OBJECTIVE: In this exercise, print only the lines from the line with "Type out the text in this image." to the last line of the data below, inclusive. Any pictures should be left out.

RECORDED DATA:
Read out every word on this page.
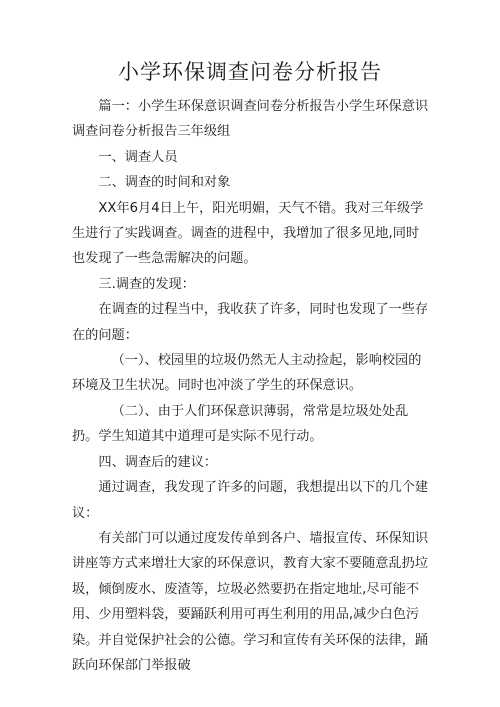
小学环保调查问卷分析报告

篇一：小学生环保意识调查问卷分析报告小学生环保意识调查问卷分析报告三年级组

一、调查人员

二、调查的时间和对象

XX年6月4日上午，阳光明媚，天气不错。我对三年级学生进行了实践调查。调查的进程中，我增加了很多见地,同时也发现了一些急需解决的问题。

三.调查的发现：

在调查的过程当中，我收获了许多，同时也发现了一些存在的问题：

（一）、校园里的垃圾仍然无人主动捡起，影响校园的环境及卫生状况。同时也冲淡了学生的环保意识。

（二）、由于人们环保意识薄弱，常常是垃圾处处乱扔。学生知道其中道理可是实际不见行动。

四、调查后的建议：

通过调查，我发现了许多的问题，我想提出以下的几个建议：

有关部门可以通过度发传单到各户、墙报宣传、环保知识讲座等方式来增壮大家的环保意识，教育大家不要随意乱扔垃圾，倾倒废水、废渣等，垃圾必然要扔在指定地址,尽可能不用、少用塑料袋，要踊跃利用可再生利用的用品,减少白色污染。并自觉保护社会的公德。学习和宣传有关环保的法律，踊跃向环保部门举报破
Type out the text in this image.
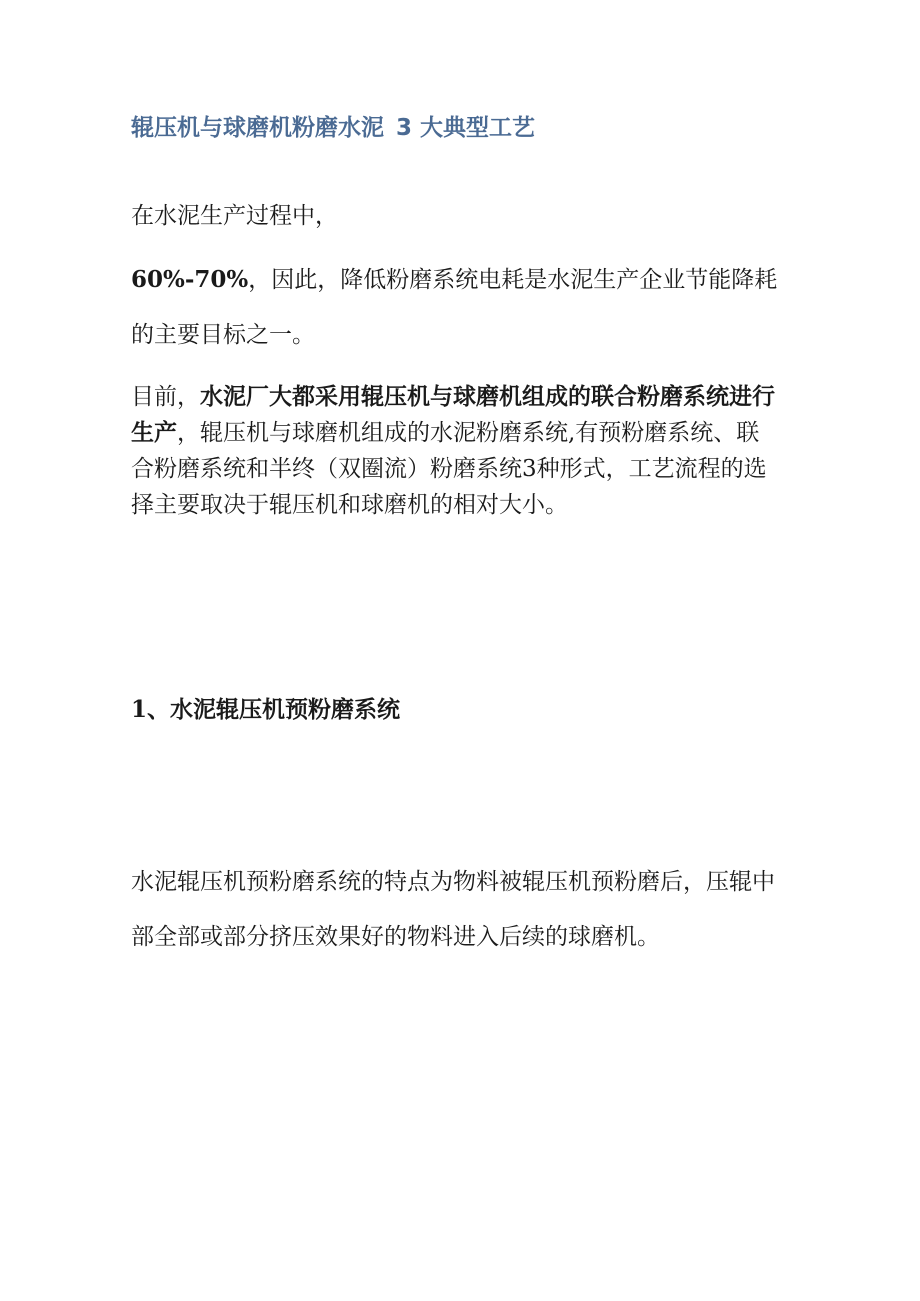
辊压机与球磨机粉磨水泥 3 大典型工艺

在水泥生产过程中，

60%-70%，因此，降低粉磨系统电耗是水泥生产企业节能降耗的主要目标之一。

目前，水泥厂大都采用辊压机与球磨机组成的联合粉磨系统进行生产，辊压机与球磨机组成的水泥粉磨系统,有预粉磨系统、联合粉磨系统和半终（双圈流）粉磨系统3种形式，工艺流程的选择主要取决于辊压机和球磨机的相对大小。

1、水泥辊压机预粉磨系统

水泥辊压机预粉磨系统的特点为物料被辊压机预粉磨后，压辊中部全部或部分挤压效果好的物料进入后续的球磨机。
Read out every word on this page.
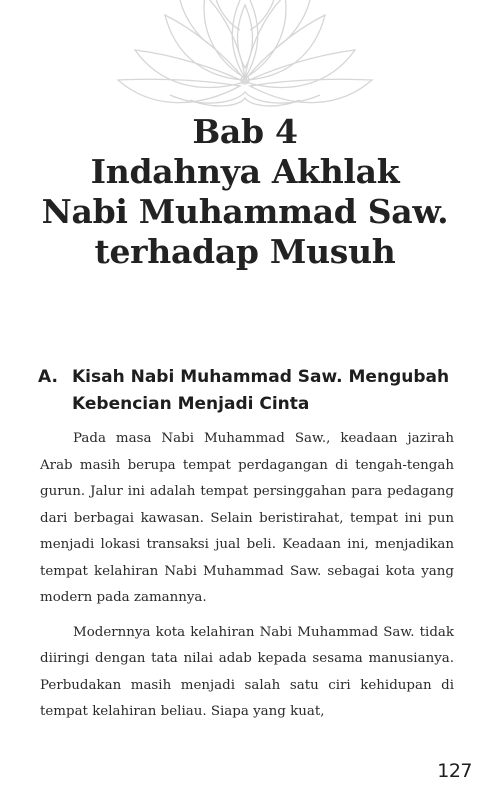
Bab 4
Indahnya Akhlak
Nabi Muhammad Saw.
terhadap Musuh
A. Kisah Nabi Muhammad Saw. Mengubah Kebencian Menjadi Cinta

Pada masa Nabi Muhammad Saw., keadaan jazirah Arab masih berupa tempat perdagangan di tengah-tengah gurun. Jalur ini adalah tempat persinggahan para pedagang dari berbagai kawasan. Selain beristirahat, tempat ini pun menjadi lokasi transaksi jual beli. Keadaan ini, menjadikan tempat kelahiran Nabi Muhammad Saw. sebagai kota yang modern pada zamannya.

Modernnya kota kelahiran Nabi Muhammad Saw. tidak diiringi dengan tata nilai adab kepada sesama manusianya. Perbudakan masih menjadi salah satu ciri kehidupan di tempat kelahiran beliau. Siapa yang kuat,

127
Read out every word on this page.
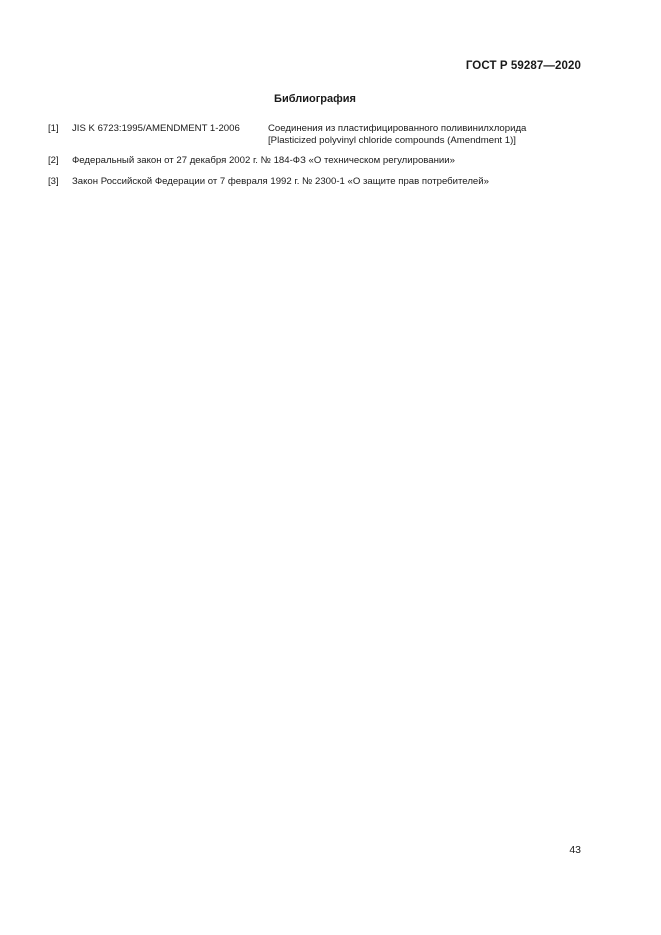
ГОСТ Р 59287—2020
Библиография
[1] JIS K 6723:1995/AMENDMENT 1-2006	Соединения из пластифицированного поливинилхлорида
[Plasticized polyvinyl chloride compounds (Amendment 1)]
[2] Федеральный закон от 27 декабря 2002 г. № 184-ФЗ «О техническом регулировании»
[3] Закон Российской Федерации от 7 февраля 1992 г. № 2300-1 «О защите прав потребителей»
43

ANSWER FOR THE TASK:
Type out the text in this image.
辊压机与球磨机粉磨水泥 3 大典型工艺

在水泥生产过程中，

60%-70%，因此，降低粉磨系统电耗是水泥生产企业节能降耗的主要目标之一。

目前，水泥厂大都采用辊压机与球磨机组成的联合粉磨系统进行生产，辊压机与球磨机组成的水泥粉磨系统,有预粉磨系统、联合粉磨系统和半终（双圈流）粉磨系统3种形式，工艺流程的选择主要取决于辊压机和球磨机的相对大小。

1、水泥辊压机预粉磨系统

水泥辊压机预粉磨系统的特点为物料被辊压机预粉磨后，压辊中部全部或部分挤压效果好的物料进入后续的球磨机。
Read out every word on this page.
Bab 4
Indahnya Akhlak
Nabi Muhammad Saw.
terhadap Musuh
A. Kisah Nabi Muhammad Saw. Mengubah Kebencian Menjadi Cinta

Pada masa Nabi Muhammad Saw., keadaan jazirah Arab masih berupa tempat perdagangan di tengah-tengah gurun. Jalur ini adalah tempat persinggahan para pedagang dari berbagai kawasan. Selain beristirahat, tempat ini pun menjadi lokasi transaksi jual beli. Keadaan ini, menjadikan tempat kelahiran Nabi Muhammad Saw. sebagai kota yang modern pada zamannya.

Modernnya kota kelahiran Nabi Muhammad Saw. tidak diiringi dengan tata nilai adab kepada sesama manusianya. Perbudakan masih menjadi salah satu ciri kehidupan di tempat kelahiran beliau. Siapa yang kuat,

127
Read out every word on this page.
ГОСТ Р 59287—2020
Библиография
[1] JIS K 6723:1995/AMENDMENT 1-2006	Соединения из пластифицированного поливинилхлорида
[Plasticized polyvinyl chloride compounds (Amendment 1)]
[2] Федеральный закон от 27 декабря 2002 г. № 184-ФЗ «О техническом регулировании»
[3] Закон Российской Федерации от 7 февраля 1992 г. № 2300-1 «О защите прав потребителей»
43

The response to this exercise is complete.